PROBLEM TO WORK ON:
Without including any pictures, write out the listing below exactly.

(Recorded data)
__________
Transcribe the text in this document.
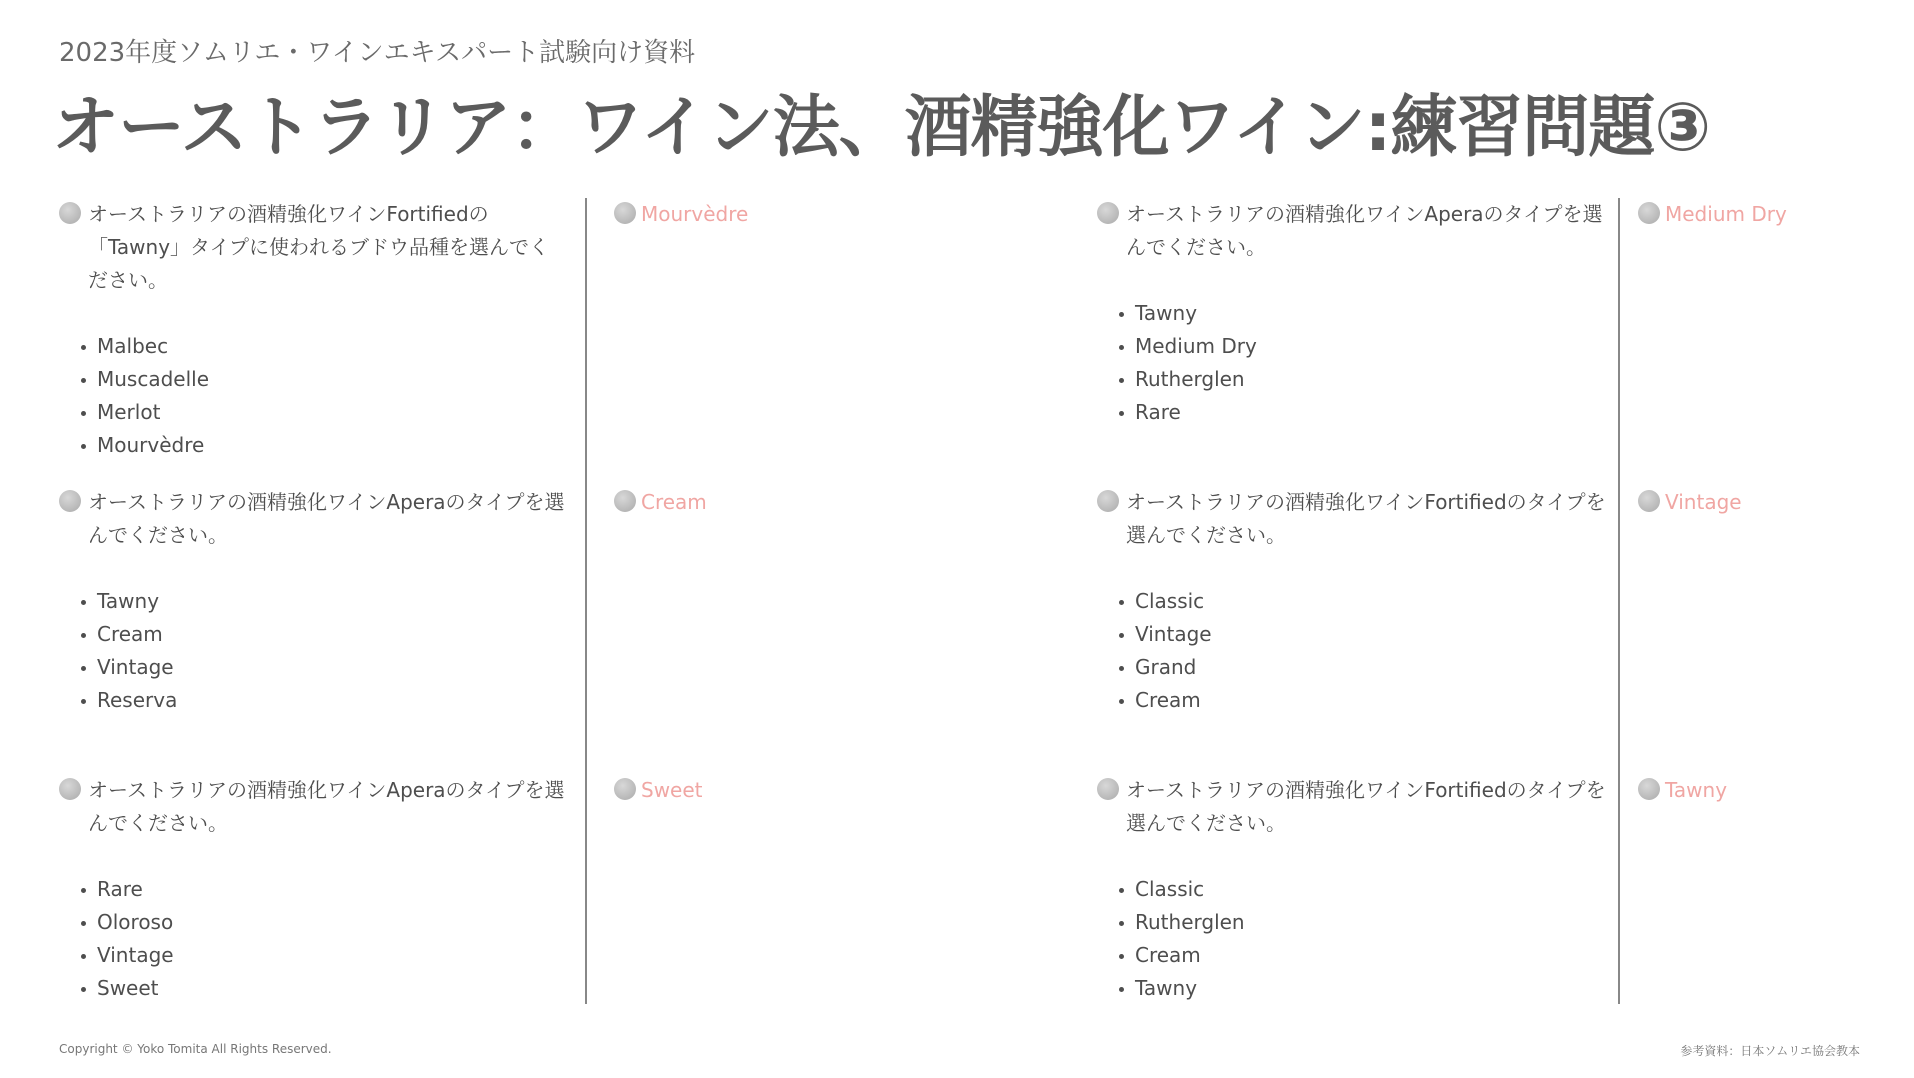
2023年度ソムリエ・ワインエキスパート試験向け資料
オーストラリア：ワイン法、酒精強化ワイン:練習問題③
オーストラリアの酒精強化ワインFortifiedの「Tawny」タイプに使われるブドウ品種を選んでください。
Malbec
Muscadelle
Merlot
Mourvèdre
Mourvèdre	オーストラリアの酒精強化ワインAperaのタイプを選んでください。
Tawny
Medium Dry
Rutherglen
Rare
Medium Dry
オーストラリアの酒精強化ワインAperaのタイプを選んでください。
Tawny
Cream
Vintage
Reserva
Cream	オーストラリアの酒精強化ワインFortifiedのタイプを選んでください。
Classic
Vintage
Grand
Cream
Vintage
オーストラリアの酒精強化ワインAperaのタイプを選んでください。
Rare
Oloroso
Vintage
Sweet
Sweet	オーストラリアの酒精強化ワインFortifiedのタイプを選んでください。
Classic
Rutherglen
Cream
Tawny
Tawny
Copyright © Yoko Tomita All Rights Reserved.	参考資料：日本ソムリエ協会教本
__________
PROBLEM SOLUTION:
Transcribe the text in this document.
2023年度ソムリエ・ワインエキスパート試験向け資料
オーストラリア：ワイン法、酒精強化ワイン:練習問題③
オーストラリアの酒精強化ワインFortifiedの「Tawny」タイプに使われるブドウ品種を選んでください。
Malbec
Muscadelle
Merlot
Mourvèdre
Mourvèdre	オーストラリアの酒精強化ワインAperaのタイプを選んでください。
Tawny
Medium Dry
Rutherglen
Rare
Medium Dry
オーストラリアの酒精強化ワインAperaのタイプを選んでください。
Tawny
Cream
Vintage
Reserva
Cream	オーストラリアの酒精強化ワインFortifiedのタイプを選んでください。
Classic
Vintage
Grand
Cream
Vintage
オーストラリアの酒精強化ワインAperaのタイプを選んでください。
Rare
Oloroso
Vintage
Sweet
Sweet	オーストラリアの酒精強化ワインFortifiedのタイプを選んでください。
Classic
Rutherglen
Cream
Tawny
Tawny
Copyright © Yoko Tomita All Rights Reserved.	参考資料：日本ソムリエ協会教本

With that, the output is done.